• [Direction] Select every line below containing the word "arsen".

[Stored data]
---+---

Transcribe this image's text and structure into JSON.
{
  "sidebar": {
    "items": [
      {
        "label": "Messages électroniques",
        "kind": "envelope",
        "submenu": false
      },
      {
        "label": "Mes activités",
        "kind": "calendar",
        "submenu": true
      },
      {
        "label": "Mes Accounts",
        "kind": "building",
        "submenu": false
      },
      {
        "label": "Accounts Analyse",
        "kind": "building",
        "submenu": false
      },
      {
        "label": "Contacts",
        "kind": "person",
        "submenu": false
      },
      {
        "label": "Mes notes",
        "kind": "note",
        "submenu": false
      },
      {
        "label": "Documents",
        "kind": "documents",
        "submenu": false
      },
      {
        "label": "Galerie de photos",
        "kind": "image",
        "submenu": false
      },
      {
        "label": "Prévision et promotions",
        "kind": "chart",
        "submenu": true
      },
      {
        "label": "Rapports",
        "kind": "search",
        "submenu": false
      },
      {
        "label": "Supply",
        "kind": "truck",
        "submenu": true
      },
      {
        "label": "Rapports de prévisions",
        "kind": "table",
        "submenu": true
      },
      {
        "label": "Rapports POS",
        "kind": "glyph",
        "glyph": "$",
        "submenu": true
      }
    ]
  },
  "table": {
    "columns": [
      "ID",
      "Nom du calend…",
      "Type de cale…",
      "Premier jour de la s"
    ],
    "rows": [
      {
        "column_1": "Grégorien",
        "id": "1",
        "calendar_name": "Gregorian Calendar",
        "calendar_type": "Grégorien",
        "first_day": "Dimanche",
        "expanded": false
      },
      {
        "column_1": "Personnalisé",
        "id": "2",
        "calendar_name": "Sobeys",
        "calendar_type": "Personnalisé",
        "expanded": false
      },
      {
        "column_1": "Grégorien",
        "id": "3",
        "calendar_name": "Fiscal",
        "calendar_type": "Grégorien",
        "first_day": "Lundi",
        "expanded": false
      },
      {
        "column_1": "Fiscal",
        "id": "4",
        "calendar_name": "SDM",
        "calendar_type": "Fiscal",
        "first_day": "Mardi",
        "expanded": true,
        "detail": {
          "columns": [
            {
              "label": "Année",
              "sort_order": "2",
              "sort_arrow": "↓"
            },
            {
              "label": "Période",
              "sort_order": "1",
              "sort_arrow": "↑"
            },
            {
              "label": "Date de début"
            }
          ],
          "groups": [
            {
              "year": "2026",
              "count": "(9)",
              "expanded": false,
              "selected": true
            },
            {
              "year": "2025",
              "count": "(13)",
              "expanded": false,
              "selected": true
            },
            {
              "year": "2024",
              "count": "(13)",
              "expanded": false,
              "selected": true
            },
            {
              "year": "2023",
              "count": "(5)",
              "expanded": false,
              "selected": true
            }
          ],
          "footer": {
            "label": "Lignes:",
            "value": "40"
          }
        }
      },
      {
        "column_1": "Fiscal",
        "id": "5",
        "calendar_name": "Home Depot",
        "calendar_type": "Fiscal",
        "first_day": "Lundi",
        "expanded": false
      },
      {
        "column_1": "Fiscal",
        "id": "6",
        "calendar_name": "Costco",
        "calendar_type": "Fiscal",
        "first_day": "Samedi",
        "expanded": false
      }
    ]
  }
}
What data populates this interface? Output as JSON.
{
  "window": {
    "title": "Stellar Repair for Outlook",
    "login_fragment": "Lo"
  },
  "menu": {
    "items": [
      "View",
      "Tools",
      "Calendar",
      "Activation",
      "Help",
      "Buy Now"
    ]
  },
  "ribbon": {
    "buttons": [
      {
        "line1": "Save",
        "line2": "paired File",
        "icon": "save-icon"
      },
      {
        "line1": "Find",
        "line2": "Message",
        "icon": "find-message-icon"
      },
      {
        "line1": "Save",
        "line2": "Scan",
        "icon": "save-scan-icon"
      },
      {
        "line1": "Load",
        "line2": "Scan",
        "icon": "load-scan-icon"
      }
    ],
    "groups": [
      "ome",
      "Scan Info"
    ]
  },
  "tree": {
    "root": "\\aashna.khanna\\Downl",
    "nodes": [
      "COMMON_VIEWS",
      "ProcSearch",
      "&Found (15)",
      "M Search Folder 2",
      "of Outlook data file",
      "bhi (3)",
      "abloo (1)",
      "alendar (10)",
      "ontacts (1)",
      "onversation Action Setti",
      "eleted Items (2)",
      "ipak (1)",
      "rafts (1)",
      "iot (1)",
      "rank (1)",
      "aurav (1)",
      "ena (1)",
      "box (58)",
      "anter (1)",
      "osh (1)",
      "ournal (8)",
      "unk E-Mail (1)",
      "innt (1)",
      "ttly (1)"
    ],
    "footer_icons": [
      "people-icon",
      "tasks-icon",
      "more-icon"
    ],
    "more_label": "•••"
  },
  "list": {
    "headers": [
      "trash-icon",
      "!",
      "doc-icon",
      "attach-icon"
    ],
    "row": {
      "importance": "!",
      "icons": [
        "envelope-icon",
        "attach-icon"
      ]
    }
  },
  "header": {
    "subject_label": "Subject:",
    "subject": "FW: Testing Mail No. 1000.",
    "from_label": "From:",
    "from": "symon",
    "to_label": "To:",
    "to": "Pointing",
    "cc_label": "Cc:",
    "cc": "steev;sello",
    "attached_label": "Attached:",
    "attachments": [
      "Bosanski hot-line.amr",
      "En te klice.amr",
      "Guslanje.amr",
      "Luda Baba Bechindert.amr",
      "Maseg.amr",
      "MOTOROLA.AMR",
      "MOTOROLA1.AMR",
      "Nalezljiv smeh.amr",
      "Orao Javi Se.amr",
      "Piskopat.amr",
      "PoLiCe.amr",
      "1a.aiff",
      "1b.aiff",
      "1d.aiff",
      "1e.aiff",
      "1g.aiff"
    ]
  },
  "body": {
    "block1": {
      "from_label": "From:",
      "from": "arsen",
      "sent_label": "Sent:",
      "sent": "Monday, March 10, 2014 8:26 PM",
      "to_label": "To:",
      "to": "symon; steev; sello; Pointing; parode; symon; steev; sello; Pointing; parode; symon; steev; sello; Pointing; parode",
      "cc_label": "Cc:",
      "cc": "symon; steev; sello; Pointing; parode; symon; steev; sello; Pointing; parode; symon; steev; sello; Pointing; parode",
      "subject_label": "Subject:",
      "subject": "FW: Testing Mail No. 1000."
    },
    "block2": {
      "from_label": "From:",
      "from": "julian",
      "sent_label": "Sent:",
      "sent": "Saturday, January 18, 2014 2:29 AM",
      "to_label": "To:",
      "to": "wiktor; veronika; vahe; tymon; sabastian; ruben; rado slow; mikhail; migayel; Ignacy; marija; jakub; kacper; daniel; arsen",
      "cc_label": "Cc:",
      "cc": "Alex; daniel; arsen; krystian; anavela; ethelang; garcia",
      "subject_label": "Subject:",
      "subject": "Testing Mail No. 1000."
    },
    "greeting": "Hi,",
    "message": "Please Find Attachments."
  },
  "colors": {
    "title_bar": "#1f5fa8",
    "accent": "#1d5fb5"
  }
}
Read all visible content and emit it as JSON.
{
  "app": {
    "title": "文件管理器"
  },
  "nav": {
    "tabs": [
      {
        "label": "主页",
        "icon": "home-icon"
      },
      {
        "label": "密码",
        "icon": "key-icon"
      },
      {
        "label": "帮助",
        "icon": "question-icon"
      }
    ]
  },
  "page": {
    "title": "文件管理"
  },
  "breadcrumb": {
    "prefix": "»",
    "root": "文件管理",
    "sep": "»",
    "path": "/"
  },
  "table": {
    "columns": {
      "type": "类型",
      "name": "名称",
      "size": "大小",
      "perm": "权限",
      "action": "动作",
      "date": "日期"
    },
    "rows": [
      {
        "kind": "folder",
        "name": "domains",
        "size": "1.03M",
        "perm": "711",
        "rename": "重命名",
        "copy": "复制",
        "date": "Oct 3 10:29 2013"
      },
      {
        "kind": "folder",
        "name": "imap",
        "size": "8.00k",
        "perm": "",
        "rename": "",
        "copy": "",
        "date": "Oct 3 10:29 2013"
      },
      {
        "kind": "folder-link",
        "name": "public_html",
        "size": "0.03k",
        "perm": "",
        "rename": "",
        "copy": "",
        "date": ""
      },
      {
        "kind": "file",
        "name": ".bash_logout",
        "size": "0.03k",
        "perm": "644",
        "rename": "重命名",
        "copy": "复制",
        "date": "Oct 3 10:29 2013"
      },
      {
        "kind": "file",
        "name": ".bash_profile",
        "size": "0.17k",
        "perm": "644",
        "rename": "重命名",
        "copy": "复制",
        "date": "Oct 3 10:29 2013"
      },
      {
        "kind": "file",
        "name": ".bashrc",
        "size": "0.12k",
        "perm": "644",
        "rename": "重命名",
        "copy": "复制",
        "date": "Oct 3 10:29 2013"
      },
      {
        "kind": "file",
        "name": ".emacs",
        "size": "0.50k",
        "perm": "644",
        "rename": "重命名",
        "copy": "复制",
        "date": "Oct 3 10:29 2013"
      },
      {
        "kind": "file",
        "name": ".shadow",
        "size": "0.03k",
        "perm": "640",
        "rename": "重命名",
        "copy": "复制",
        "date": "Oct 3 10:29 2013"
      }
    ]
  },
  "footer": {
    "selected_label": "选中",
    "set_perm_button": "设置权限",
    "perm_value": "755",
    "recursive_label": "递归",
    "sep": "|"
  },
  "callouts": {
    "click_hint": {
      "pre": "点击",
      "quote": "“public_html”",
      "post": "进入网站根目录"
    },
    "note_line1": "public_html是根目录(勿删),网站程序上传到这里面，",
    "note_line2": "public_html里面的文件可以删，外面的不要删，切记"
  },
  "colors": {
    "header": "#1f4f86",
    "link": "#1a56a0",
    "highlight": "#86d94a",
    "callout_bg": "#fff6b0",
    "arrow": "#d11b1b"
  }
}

---+---

• [Written response]
      "from": "arsen",
      "to": "wiktor; veronika; vahe; tymon; sabastian; ruben; rado slow; mikhail; migayel; Ignacy; marija; jakub; kacper; daniel; arsen",
      "cc": "Alex; daniel; arsen; krystian; anavela; ethelang; garcia",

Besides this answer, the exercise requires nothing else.